§ Brief: Rename "diag-mark" to "damage-mark" everywhere in the records below, leaving every other part of each line as it is. Omit the pictures from your answer.
======== Records provided ========
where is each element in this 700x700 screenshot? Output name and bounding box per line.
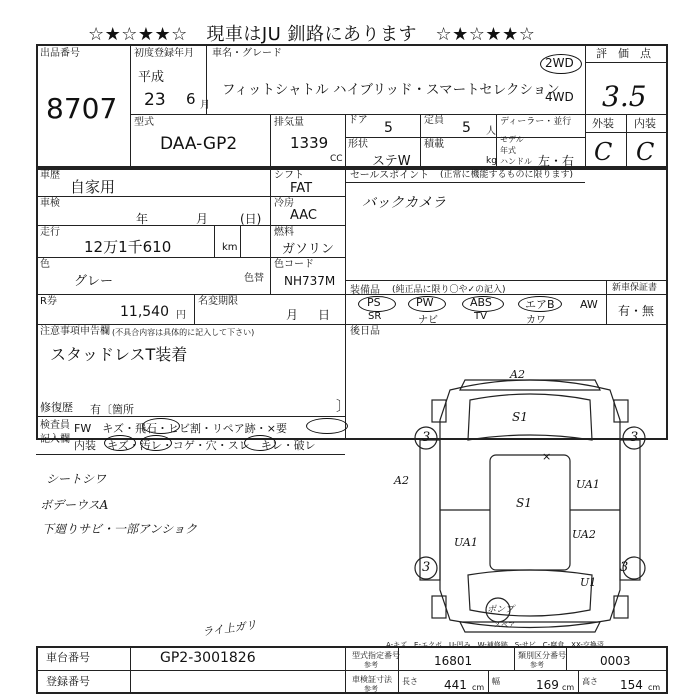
inspection-month-unit: 月 [196,212,209,226]
tire-rear-left: 3 [422,560,431,575]
drive-4wd: 4WD [545,90,574,104]
width-value: 169 [536,678,559,692]
doors-value: 5 [384,120,393,136]
warranty-value: 有・無 [618,304,655,318]
fuel-label: 燃料 [274,227,294,238]
type-designation-sub: 参考 [364,661,378,669]
dealer-label: ディーラー・並行 [500,117,572,127]
check-circle-stain [140,435,172,451]
hand-note-2: ボデーウスA [40,498,109,512]
length-unit: cm [472,683,485,692]
height-unit: cm [648,683,661,692]
dims-label: 車検証寸法 [352,675,392,684]
mileage-value: 12万1千610 [84,238,172,256]
color-change-label: 色替 [244,273,264,284]
diag-mark-u1: U1 [580,576,597,589]
type-designation-value: 16801 [434,654,473,668]
equip-ps: PS [367,296,381,309]
interior-value: C [636,138,655,166]
equip-sr: SR [368,311,382,322]
exterior-value: C [594,138,613,166]
equip-airbag: エアB [525,298,555,311]
repair-value: 有〔箇所 [90,403,134,416]
width-unit: cm [562,683,575,692]
banner: ☆★☆★★☆ 現車はJU 釧路にあります ☆★☆★★☆ [88,24,536,45]
shift-label: シフト [274,170,304,181]
reg-year: 23 [144,90,166,110]
usage-value: 自家用 [70,178,116,196]
inspection-year-unit: 年 [136,212,149,226]
spare-tire-note: ポンプ [487,605,515,615]
displacement-label: 排気量 [274,117,304,128]
check-label-1: 検査員 [40,420,70,431]
notes-value: スタッドレスT装着 [50,345,188,364]
check-circle-scratch [142,418,180,434]
notes-sub: (不具合内容は具体的に記入して下さい) [112,328,255,337]
tire-front-right: 3 [630,430,639,445]
era: 平成 [138,70,165,85]
handle-options: 左・右 [538,154,575,168]
diag-mark-ua2: UA2 [572,528,596,541]
handle-label: ハンドル [500,157,532,166]
hand-note-1: シートシワ [46,472,107,486]
equipment-label: 装備品 [350,285,380,296]
diag-mark-s1-roof: S1 [512,410,528,424]
rear-items-label: 後日品 [350,326,380,337]
chassis-label: 車台番号 [46,651,90,664]
sales-point-label: セールスポイント [350,170,430,181]
shape-value: ステW [372,154,411,169]
tire-rear-right: 3 [620,560,629,575]
damage-legend: A-キズ E-エクボ U-凹み W-補修跡 S-サビ C-腐食 XX-交換済 [386,641,604,649]
equip-tv: TV [474,311,487,322]
color-code-value: NH737M [284,274,336,288]
type-designation-label: 型式指定番号 [352,651,400,660]
chassis-value: GP2-3001826 [160,650,256,666]
height-value: 154 [620,678,643,692]
recycle-unit: 円 [176,310,186,321]
lot-number: 8707 [46,92,118,125]
model-year-label: モデル年式 [500,135,524,155]
mileage-label: 走行 [40,227,60,238]
category-sub: 参考 [530,661,544,669]
reg-no-label: 登録番号 [46,675,90,688]
height-label: 高さ [582,677,598,686]
length-value: 441 [444,678,467,692]
hand-note-4: ライ上ガリ [201,618,258,639]
model-value: DAA-GP2 [160,134,238,154]
inspection-label: 車検 [40,198,60,209]
usage-label: 車歴 [40,170,60,181]
equipment-note: (純正品に限り〇や✓の記入) [392,285,506,295]
reg-month: 6 [186,90,196,108]
car-name-label: 車名・グレード [212,48,282,59]
sales-point-value: バックカメラ [362,195,446,211]
check-row-2: 内装 キズ・汚レ・コゲ・穴・スレ キレ・破レ [74,439,316,452]
model-label: 型式 [134,117,154,128]
score-label: 評 価 点 [596,47,651,60]
name-change-label: 名変期限 [198,296,238,307]
sales-point-note: (正常に機能するものに限ります) [440,170,574,180]
check-circle-int-scratch [104,435,136,451]
reg-month-unit: 月 [200,100,210,111]
mileage-unit: km [222,242,238,253]
diag-mark-a2-left: A2 [394,474,409,487]
repair-label: 修復歴 [40,401,73,414]
category-label: 類別区分番号 [518,651,566,660]
car-name: フィットシャトル ハイブリッド・スマートセレクション [222,82,560,98]
equip-leather: カワ [526,315,546,326]
ac-value: AAC [290,208,317,223]
recycle-value: 11,540 [120,304,169,320]
diag-mark-x: × [542,450,552,463]
recycle-label: R券 [40,296,57,307]
equip-aw: AW [580,298,598,311]
first-reg-label: 初度登録年月 [134,48,194,59]
length-label: 長さ [402,677,418,686]
check-label-2: 記入欄 [40,434,70,445]
drive-2wd: 2WD [545,56,574,70]
tire-front-left: 3 [422,430,431,445]
displacement-unit: CC [330,154,343,164]
load-label: 積載 [424,139,444,150]
check-circle-x [306,418,348,434]
hand-note-3: 下廻りサビ・一部アンショク [42,522,197,536]
notes-label: 注意事項申告欄 [40,326,110,337]
doors-label: ドア [348,115,368,126]
lot-label: 出品番号 [40,48,80,59]
shift-value: FAT [290,181,313,196]
name-change-month: 月 [286,308,299,322]
check-row-1: FW キズ・飛石・ヒビ割・リペア跡・×要 [74,422,287,435]
displacement-value: 1339 [290,134,329,152]
score-value: 3.5 [602,80,647,113]
fuel-value: ガソリン [282,242,335,257]
color-label: 色 [40,259,50,270]
dims-sub: 参考 [364,685,378,693]
shape-label: 形状 [348,139,368,150]
interior-label: 内装 [634,117,656,130]
diag-mark-s1-center: S1 [516,496,532,510]
name-change-day: 日 [318,308,331,322]
color-code-label: 色コード [274,259,314,270]
inspection-day-unit: (日) [240,212,262,226]
equip-pw: PW [416,296,434,309]
spare-label: スペア [494,621,515,629]
repair-close-bracket: 〕 [336,399,350,415]
equip-navi: ナビ [418,315,438,326]
exterior-label: 外装 [592,117,614,130]
diag-mark-a2-top: A2 [510,368,525,381]
equip-abs: ABS [470,296,492,309]
check-circle-wear [244,435,276,451]
color-value: グレー [74,274,114,289]
capacity-label: 定員 [424,115,444,126]
capacity-value: 5 [462,120,471,136]
ac-label: 冷房 [274,198,294,209]
category-value: 0003 [600,654,631,668]
diag-mark-ua1-right: UA1 [576,478,600,491]
load-unit: kg [486,156,497,166]
warranty-label: 新車保証書 [612,283,658,293]
capacity-unit: 人 [486,126,496,137]
diag-mark-ua1-left: UA1 [454,536,478,549]
width-label: 幅 [492,677,500,686]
========
§ Correct output:
where is each element in this 700x700 screenshot? Output name and bounding box per line.
inspection-month-unit: 月 [196,212,209,226]
tire-rear-left: 3 [422,560,431,575]
drive-4wd: 4WD [545,90,574,104]
width-value: 169 [536,678,559,692]
doors-value: 5 [384,120,393,136]
warranty-value: 有・無 [618,304,655,318]
fuel-label: 燃料 [274,227,294,238]
type-designation-sub: 参考 [364,661,378,669]
dealer-label: ディーラー・並行 [500,117,572,127]
check-circle-stain [140,435,172,451]
hand-note-2: ボデーウスA [40,498,109,512]
length-unit: cm [472,683,485,692]
height-unit: cm [648,683,661,692]
dims-label: 車検証寸法 [352,675,392,684]
mileage-value: 12万1千610 [84,238,172,256]
color-change-label: 色替 [244,273,264,284]
damage-mark-u1: U1 [580,576,597,589]
type-designation-value: 16801 [434,654,473,668]
equip-ps: PS [367,296,381,309]
interior-value: C [636,138,655,166]
equip-sr: SR [368,311,382,322]
exterior-value: C [594,138,613,166]
equip-airbag: エアB [525,298,555,311]
repair-value: 有〔箇所 [90,403,134,416]
width-unit: cm [562,683,575,692]
banner: ☆★☆★★☆ 現車はJU 釧路にあります ☆★☆★★☆ [88,24,536,45]
shift-label: シフト [274,170,304,181]
reg-year: 23 [144,90,166,110]
usage-value: 自家用 [70,178,116,196]
inspection-year-unit: 年 [136,212,149,226]
spare-tire-note: ポンプ [487,605,515,615]
displacement-label: 排気量 [274,117,304,128]
check-label-1: 検査員 [40,420,70,431]
notes-value: スタッドレスT装着 [50,345,188,364]
check-circle-scratch [142,418,180,434]
notes-sub: (不具合内容は具体的に記入して下さい) [112,328,255,337]
tire-front-right: 3 [630,430,639,445]
era: 平成 [138,70,165,85]
handle-options: 左・右 [538,154,575,168]
damage-mark-ua2: UA2 [572,528,596,541]
handle-label: ハンドル [500,157,532,166]
hand-note-1: シートシワ [46,472,107,486]
equipment-label: 装備品 [350,285,380,296]
damage-mark-s1-roof: S1 [512,410,528,424]
rear-items-label: 後日品 [350,326,380,337]
chassis-label: 車台番号 [46,651,90,664]
sales-point-label: セールスポイント [350,170,430,181]
shape-value: ステW [372,154,411,169]
tire-rear-right: 3 [620,560,629,575]
damage-legend: A-キズ E-エクボ U-凹み W-補修跡 S-サビ C-腐食 XX-交換済 [386,641,604,649]
equip-tv: TV [474,311,487,322]
color-code-value: NH737M [284,274,336,288]
type-designation-label: 型式指定番号 [352,651,400,660]
chassis-value: GP2-3001826 [160,650,256,666]
height-value: 154 [620,678,643,692]
recycle-unit: 円 [176,310,186,321]
lot-number: 8707 [46,92,118,125]
model-year-label: モデル年式 [500,135,524,155]
mileage-label: 走行 [40,227,60,238]
category-sub: 参考 [530,661,544,669]
reg-no-label: 登録番号 [46,675,90,688]
height-label: 高さ [582,677,598,686]
length-value: 441 [444,678,467,692]
hand-note-4: ライ上ガリ [201,618,258,639]
model-value: DAA-GP2 [160,134,238,154]
inspection-label: 車検 [40,198,60,209]
usage-label: 車歴 [40,170,60,181]
equipment-note: (純正品に限り〇や✓の記入) [392,285,506,295]
reg-month: 6 [186,90,196,108]
car-name-label: 車名・グレード [212,48,282,59]
sales-point-value: バックカメラ [362,195,446,211]
check-row-2: 内装 キズ・汚レ・コゲ・穴・スレ キレ・破レ [74,439,316,452]
model-label: 型式 [134,117,154,128]
score-label: 評 価 点 [596,47,651,60]
name-change-label: 名変期限 [198,296,238,307]
sales-point-note: (正常に機能するものに限ります) [440,170,574,180]
check-circle-int-scratch [104,435,136,451]
reg-month-unit: 月 [200,100,210,111]
mileage-unit: km [222,242,238,253]
damage-mark-a2-left: A2 [394,474,409,487]
repair-label: 修復歴 [40,401,73,414]
category-label: 類別区分番号 [518,651,566,660]
car-name: フィットシャトル ハイブリッド・スマートセレクション [222,82,560,98]
equip-leather: カワ [526,315,546,326]
ac-value: AAC [290,208,317,223]
recycle-value: 11,540 [120,304,169,320]
damage-mark-x: × [542,450,552,463]
recycle-label: R券 [40,296,57,307]
equip-aw: AW [580,298,598,311]
first-reg-label: 初度登録年月 [134,48,194,59]
length-label: 長さ [402,677,418,686]
check-label-2: 記入欄 [40,434,70,445]
drive-2wd: 2WD [545,56,574,70]
tire-front-left: 3 [422,430,431,445]
displacement-unit: CC [330,154,343,164]
load-label: 積載 [424,139,444,150]
check-circle-x [306,418,348,434]
hand-note-3: 下廻りサビ・一部アンショク [42,522,197,536]
notes-label: 注意事項申告欄 [40,326,110,337]
doors-label: ドア [348,115,368,126]
lot-label: 出品番号 [40,48,80,59]
shift-value: FAT [290,181,313,196]
name-change-month: 月 [286,308,299,322]
check-row-1: FW キズ・飛石・ヒビ割・リペア跡・×要 [74,422,287,435]
displacement-value: 1339 [290,134,329,152]
score-value: 3.5 [602,80,647,113]
fuel-value: ガソリン [282,242,335,257]
color-label: 色 [40,259,50,270]
dims-sub: 参考 [364,685,378,693]
shape-label: 形状 [348,139,368,150]
interior-label: 内装 [634,117,656,130]
damage-mark-s1-center: S1 [516,496,532,510]
name-change-day: 日 [318,308,331,322]
color-code-label: 色コード [274,259,314,270]
inspection-day-unit: (日) [240,212,262,226]
equip-pw: PW [416,296,434,309]
spare-label: スペア [494,621,515,629]
repair-close-bracket: 〕 [336,399,350,415]
equip-navi: ナビ [418,315,438,326]
exterior-label: 外装 [592,117,614,130]
damage-mark-a2-top: A2 [510,368,525,381]
equip-abs: ABS [470,296,492,309]
check-circle-wear [244,435,276,451]
color-value: グレー [74,274,114,289]
capacity-label: 定員 [424,115,444,126]
capacity-value: 5 [462,120,471,136]
ac-label: 冷房 [274,198,294,209]
category-value: 0003 [600,654,631,668]
damage-mark-ua1-right: UA1 [576,478,600,491]
load-unit: kg [486,156,497,166]
warranty-label: 新車保証書 [612,283,658,293]
capacity-unit: 人 [486,126,496,137]
damage-mark-ua1-left: UA1 [454,536,478,549]
width-label: 幅 [492,677,500,686]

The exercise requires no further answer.